── Data shown

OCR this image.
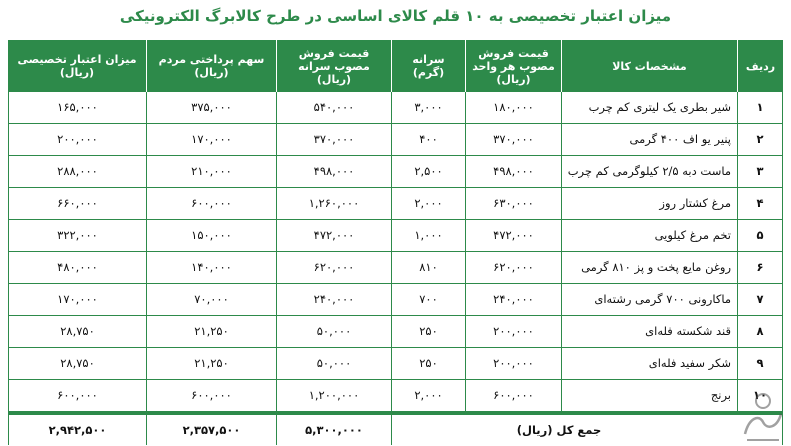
میزان اعتبار تخصیصی به ۱۰ قلم کالای اساسی در طرح کالابرگ الکترونیکی
ردیف	مشخصات کالا	قیمت فروش مصوب هر واحد (ریال)	سرانه (گرم)	قیمت فروش مصوب سرانه (ریال)	سهم پرداختی مردم (ریال)	میزان اعتبار تخصیصی (ریال)
۱	شیر بطری یک لیتری کم چرب	۱۸۰,۰۰۰	۳,۰۰۰	۵۴۰,۰۰۰	۳۷۵,۰۰۰	۱۶۵,۰۰۰
۲	پنیر یو اف ۴۰۰ گرمی	۳۷۰,۰۰۰	۴۰۰	۳۷۰,۰۰۰	۱۷۰,۰۰۰	۲۰۰,۰۰۰
۳	ماست دبه ۲/۵ کیلوگرمی کم چرب	۴۹۸,۰۰۰	۲,۵۰۰	۴۹۸,۰۰۰	۲۱۰,۰۰۰	۲۸۸,۰۰۰
۴	مرغ کشتار روز	۶۳۰,۰۰۰	۲,۰۰۰	۱,۲۶۰,۰۰۰	۶۰۰,۰۰۰	۶۶۰,۰۰۰
۵	تخم مرغ کیلویی	۴۷۲,۰۰۰	۱,۰۰۰	۴۷۲,۰۰۰	۱۵۰,۰۰۰	۳۲۲,۰۰۰
۶	روغن مایع پخت و پز ۸۱۰ گرمی	۶۲۰,۰۰۰	۸۱۰	۶۲۰,۰۰۰	۱۴۰,۰۰۰	۴۸۰,۰۰۰
۷	ماکارونی ۷۰۰ گرمی رشته‌ای	۲۴۰,۰۰۰	۷۰۰	۲۴۰,۰۰۰	۷۰,۰۰۰	۱۷۰,۰۰۰
۸	قند شکسته فله‌ای	۲۰۰,۰۰۰	۲۵۰	۵۰,۰۰۰	۲۱,۲۵۰	۲۸,۷۵۰
۹	شکر سفید فله‌ای	۲۰۰,۰۰۰	۲۵۰	۵۰,۰۰۰	۲۱,۲۵۰	۲۸,۷۵۰
۱۰	برنج	۶۰۰,۰۰۰	۲,۰۰۰	۱,۲۰۰,۰۰۰	۶۰۰,۰۰۰	۶۰۰,۰۰۰
جمع کل (ریال)				۵,۳۰۰,۰۰۰	۲,۳۵۷,۵۰۰	۲,۹۴۲,۵۰۰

────

### [Work instructions]
Transcribe the records above exactly as they appear, leaving out any pictures.

### [Answer to the task]
OCR this image.
میزان اعتبار تخصیصی به ۱۰ قلم کالای اساسی در طرح کالابرگ الکترونیکی
ردیف	مشخصات کالا	قیمت فروش مصوب هر واحد (ریال)	سرانه (گرم)	قیمت فروش مصوب سرانه (ریال)	سهم پرداختی مردم (ریال)	میزان اعتبار تخصیصی (ریال)
۱	شیر بطری یک لیتری کم چرب	۱۸۰,۰۰۰	۳,۰۰۰	۵۴۰,۰۰۰	۳۷۵,۰۰۰	۱۶۵,۰۰۰
۲	پنیر یو اف ۴۰۰ گرمی	۳۷۰,۰۰۰	۴۰۰	۳۷۰,۰۰۰	۱۷۰,۰۰۰	۲۰۰,۰۰۰
۳	ماست دبه ۲/۵ کیلوگرمی کم چرب	۴۹۸,۰۰۰	۲,۵۰۰	۴۹۸,۰۰۰	۲۱۰,۰۰۰	۲۸۸,۰۰۰
۴	مرغ کشتار روز	۶۳۰,۰۰۰	۲,۰۰۰	۱,۲۶۰,۰۰۰	۶۰۰,۰۰۰	۶۶۰,۰۰۰
۵	تخم مرغ کیلویی	۴۷۲,۰۰۰	۱,۰۰۰	۴۷۲,۰۰۰	۱۵۰,۰۰۰	۳۲۲,۰۰۰
۶	روغن مایع پخت و پز ۸۱۰ گرمی	۶۲۰,۰۰۰	۸۱۰	۶۲۰,۰۰۰	۱۴۰,۰۰۰	۴۸۰,۰۰۰
۷	ماکارونی ۷۰۰ گرمی رشته‌ای	۲۴۰,۰۰۰	۷۰۰	۲۴۰,۰۰۰	۷۰,۰۰۰	۱۷۰,۰۰۰
۸	قند شکسته فله‌ای	۲۰۰,۰۰۰	۲۵۰	۵۰,۰۰۰	۲۱,۲۵۰	۲۸,۷۵۰
۹	شکر سفید فله‌ای	۲۰۰,۰۰۰	۲۵۰	۵۰,۰۰۰	۲۱,۲۵۰	۲۸,۷۵۰
۱۰	برنج	۶۰۰,۰۰۰	۲,۰۰۰	۱,۲۰۰,۰۰۰	۶۰۰,۰۰۰	۶۰۰,۰۰۰
جمع کل (ریال)				۵,۳۰۰,۰۰۰	۲,۳۵۷,۵۰۰	۲,۹۴۲,۵۰۰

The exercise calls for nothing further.